Problem to work on:
Count every line of the material that holds the string "PROBOT". Respond with the total only.
━━━ Entries supplied
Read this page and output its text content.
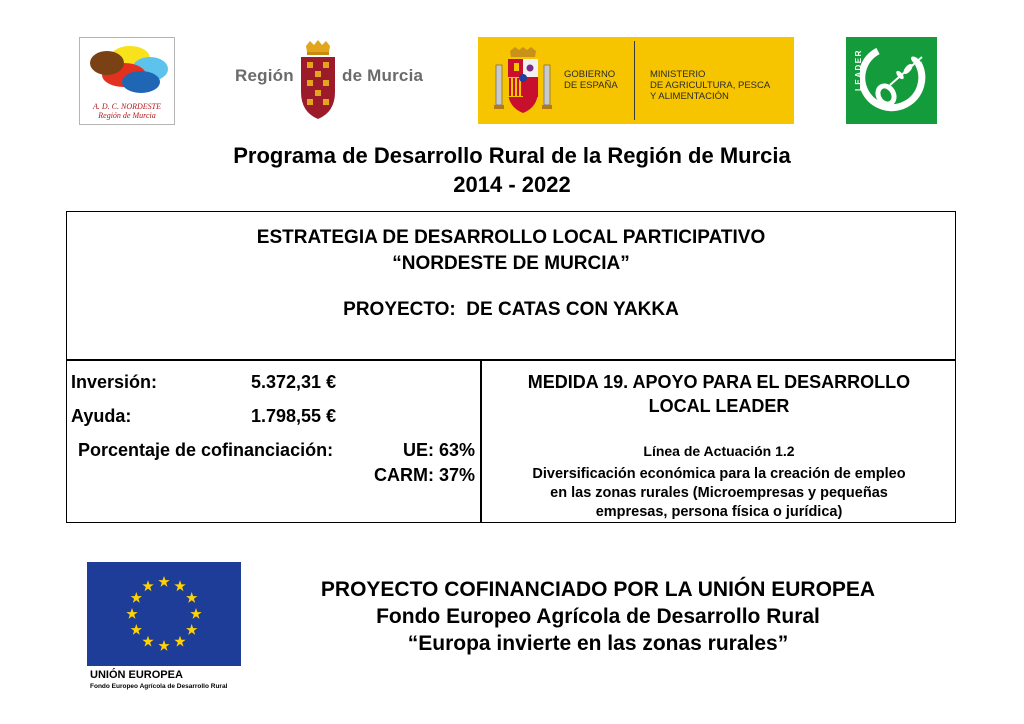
A. D. C. NORDESTE
Región de Murcia
Región	de Murcia	GOBIERNO
DE ESPAÑA
MINISTERIO
DE AGRICULTURA, PESCA
Y ALIMENTACIÓN
LEADER
Programa de Desarrollo Rural de la Región de Murcia
2014 - 2022
ESTRATEGIA DE DESARROLLO LOCAL PARTICIPATIVO
“NORDESTE DE MURCIA”
PROYECTO:  DE CATAS CON YAKKA
Inversión:	5.372,31 €
Ayuda:	1.798,55 €
Porcentaje de cofinanciación:	UE: 63%
CARM: 37%
MEDIDA 19. APOYO PARA EL DESARROLLO
LOCAL LEADER
Línea de Actuación 1.2
Diversificación económica para la creación de empleo
en las zonas rurales (Microempresas y pequeñas
empresas, persona física o jurídica)
UNIÓN EUROPEA
Fondo Europeo Agrícola de Desarrollo Rural
PROYECTO COFINANCIADO POR LA UNIÓN EUROPEA
Fondo Europeo Agrícola de Desarrollo Rural
“Europa invierte en las zonas rurales”
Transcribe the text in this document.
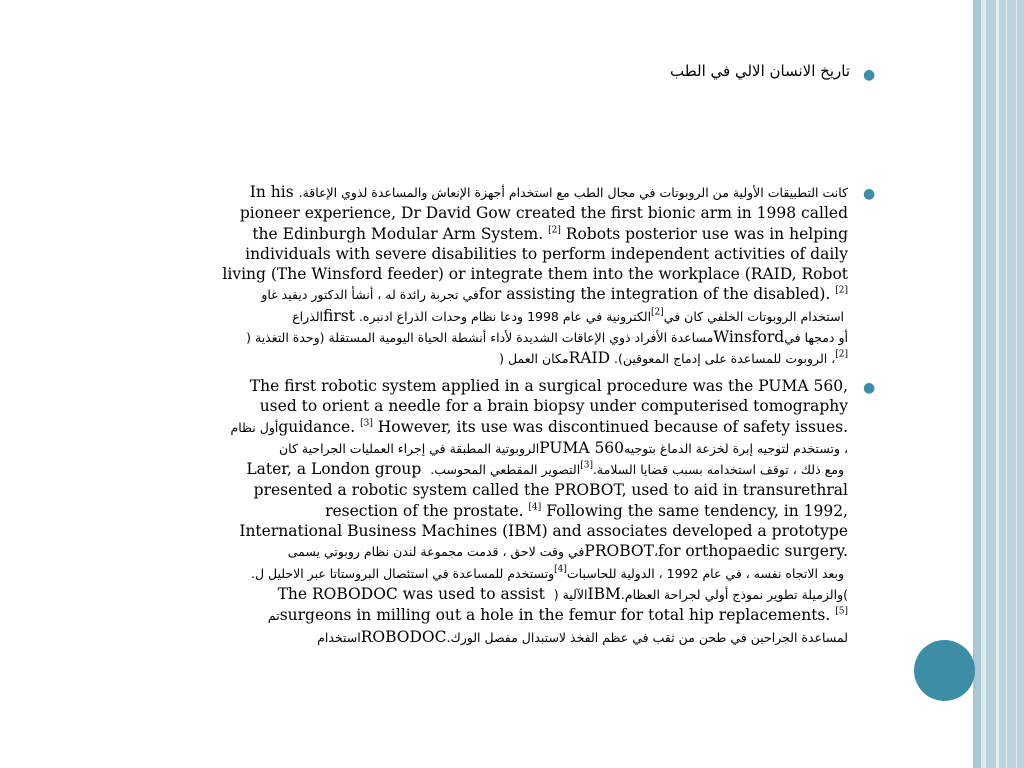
●
تاريخ الانسان الالي في الطب
●
In his كانت التطبيقات الأولية من الروبوتات في مجال الطب مع استخدام أجهزة الإنعاش والمساعدة لذوي الإعاقة.
pioneer experience, Dr David Gow created the first bionic arm in 1998 called
the Edinburgh Modular Arm System. [2] Robots posterior use was in helping
individuals with severe disabilities to perform independent activities of daily
living (The Winsford feeder) or integrate them into the workplace (RAID, Robot
في تجربة رائدة له ، أنشأ الدكتور ديفيد غاوfor assisting the integration of the disabled). [2]
الذراع firstالكترونية في عام 1998 ودعا نظام وحدات الذراع ادنبره. [2] استخدام الروبوتات الخلفي كان في
مساعدة الأفراد ذوي الإعاقات الشديدة لأداء أنشطة الحياة اليومية المستقلة (وحدة التغذية (Winsfordأو دمجها في
مكان العمل ( RAID، الروبوت للمساعدة على إدماج المعوقين). [2]
●
The first robotic system applied in a surgical procedure was the PUMA 560,
used to orient a needle for a brain biopsy under computerised tomography
أول نظامguidance. [3] However, its use was discontinued because of safety issues.
الروبوتية المطبقة في إجراء العمليات الجراحية كان PUMA 560، وتستخدم لتوجيه إبرة لخزعة الدماغ بتوجيه
Later, a London group التصوير المقطعي المحوسب. [3] ومع ذلك ، توقف استخدامه بسبب قضايا السلامة.
presented a robotic system called the PROBOT, used to aid in transurethral
resection of the prostate. [4] Following the same tendency, in 1992,
International Business Machines (IBM) and associates developed a prototype
في وقت لاحق ، قدمت مجموعة لندن نظام روبوتي يسمى PROBOT،for orthopaedic surgery.
وتستخدم للمساعدة في استئصال البروستاتا عبر الاحليل ل. [4] وبعد الاتجاه نفسه ، في عام 1992 ، الدولية للحاسبات
The ROBODOC was used to assist الآلية ( IBM)والزميلة تطوير نموذج أولي لجراحة العظام.
تمsurgeons in milling out a hole in the femur for total hip replacements. [5]
استخدام ROBODOCلمساعدة الجراحين في طحن من ثقب في عظم الفخذ لاستبدال مفصل الورك.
━━━━━━
Worked solution:
2